━━━ Task input

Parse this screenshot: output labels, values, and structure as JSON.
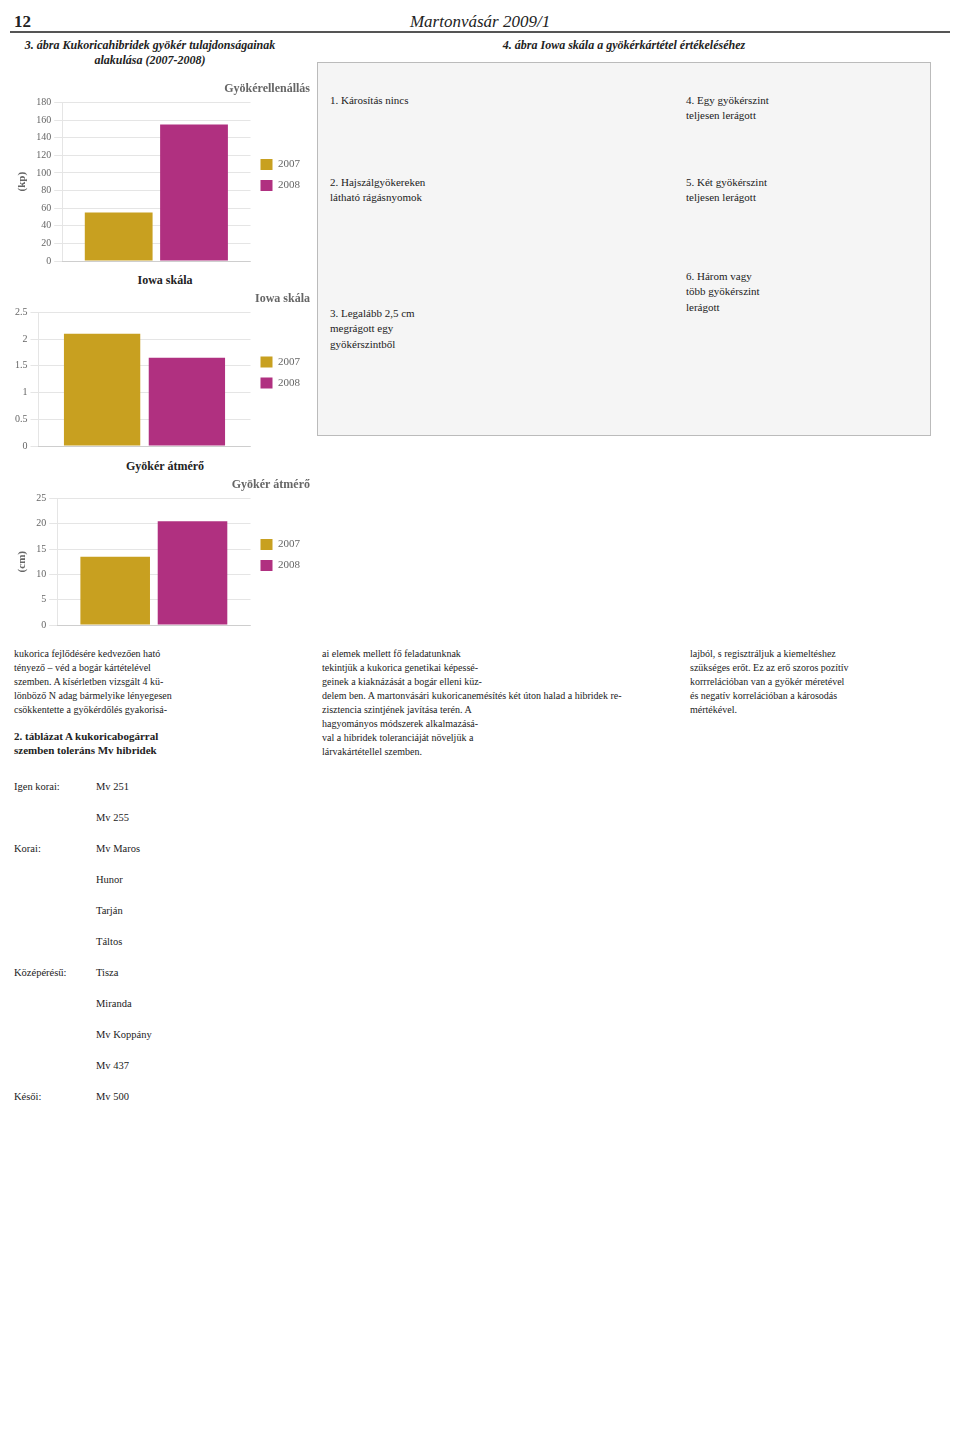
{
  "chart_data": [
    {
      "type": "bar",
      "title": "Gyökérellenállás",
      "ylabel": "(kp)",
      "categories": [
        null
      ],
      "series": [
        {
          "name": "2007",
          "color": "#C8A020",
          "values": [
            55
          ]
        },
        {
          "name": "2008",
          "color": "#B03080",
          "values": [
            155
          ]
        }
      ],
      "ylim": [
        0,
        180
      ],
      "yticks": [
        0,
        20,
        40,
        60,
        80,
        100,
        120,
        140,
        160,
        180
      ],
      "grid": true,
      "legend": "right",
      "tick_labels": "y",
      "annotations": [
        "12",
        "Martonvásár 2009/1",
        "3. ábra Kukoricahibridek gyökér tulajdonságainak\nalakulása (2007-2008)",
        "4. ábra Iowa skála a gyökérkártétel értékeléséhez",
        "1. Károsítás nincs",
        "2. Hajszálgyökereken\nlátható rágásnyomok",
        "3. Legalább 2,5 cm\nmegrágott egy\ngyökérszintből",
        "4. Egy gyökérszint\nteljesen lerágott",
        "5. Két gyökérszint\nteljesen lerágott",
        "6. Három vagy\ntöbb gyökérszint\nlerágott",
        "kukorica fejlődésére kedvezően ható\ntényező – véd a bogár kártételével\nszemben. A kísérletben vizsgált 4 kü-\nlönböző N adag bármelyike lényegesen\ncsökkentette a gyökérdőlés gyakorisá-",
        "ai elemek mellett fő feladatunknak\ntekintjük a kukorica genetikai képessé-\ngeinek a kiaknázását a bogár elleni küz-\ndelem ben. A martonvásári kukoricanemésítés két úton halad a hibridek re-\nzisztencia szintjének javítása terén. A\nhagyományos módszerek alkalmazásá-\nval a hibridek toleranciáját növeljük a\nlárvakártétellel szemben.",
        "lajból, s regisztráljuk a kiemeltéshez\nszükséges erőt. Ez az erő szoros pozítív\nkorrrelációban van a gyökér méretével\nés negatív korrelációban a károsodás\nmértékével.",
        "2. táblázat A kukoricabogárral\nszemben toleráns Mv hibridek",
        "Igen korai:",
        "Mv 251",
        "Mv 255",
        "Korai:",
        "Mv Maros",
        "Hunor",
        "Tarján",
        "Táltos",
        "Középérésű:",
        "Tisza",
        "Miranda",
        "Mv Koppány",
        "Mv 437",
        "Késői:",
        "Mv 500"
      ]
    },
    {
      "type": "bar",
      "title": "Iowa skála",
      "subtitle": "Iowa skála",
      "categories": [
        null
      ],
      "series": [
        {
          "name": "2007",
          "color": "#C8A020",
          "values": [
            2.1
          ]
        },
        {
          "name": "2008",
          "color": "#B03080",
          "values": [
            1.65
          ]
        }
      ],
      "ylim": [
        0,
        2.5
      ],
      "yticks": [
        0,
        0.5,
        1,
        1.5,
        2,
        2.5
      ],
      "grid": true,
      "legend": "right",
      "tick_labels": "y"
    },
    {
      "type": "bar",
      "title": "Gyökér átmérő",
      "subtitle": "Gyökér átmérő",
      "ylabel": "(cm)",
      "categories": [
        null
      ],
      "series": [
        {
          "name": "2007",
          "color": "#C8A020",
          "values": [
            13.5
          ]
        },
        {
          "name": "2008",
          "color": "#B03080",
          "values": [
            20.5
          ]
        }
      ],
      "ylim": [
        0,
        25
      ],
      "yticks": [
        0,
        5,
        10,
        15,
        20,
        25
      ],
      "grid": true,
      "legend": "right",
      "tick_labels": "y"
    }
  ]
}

━━━━━━

# Request
Copy every line of the records above that contains "Iowa".

# Output for this exercise
        "4. ábra Iowa skála a gyökérkártétel értékeléséhez",
      "title": "Iowa skála",
      "subtitle": "Iowa skála",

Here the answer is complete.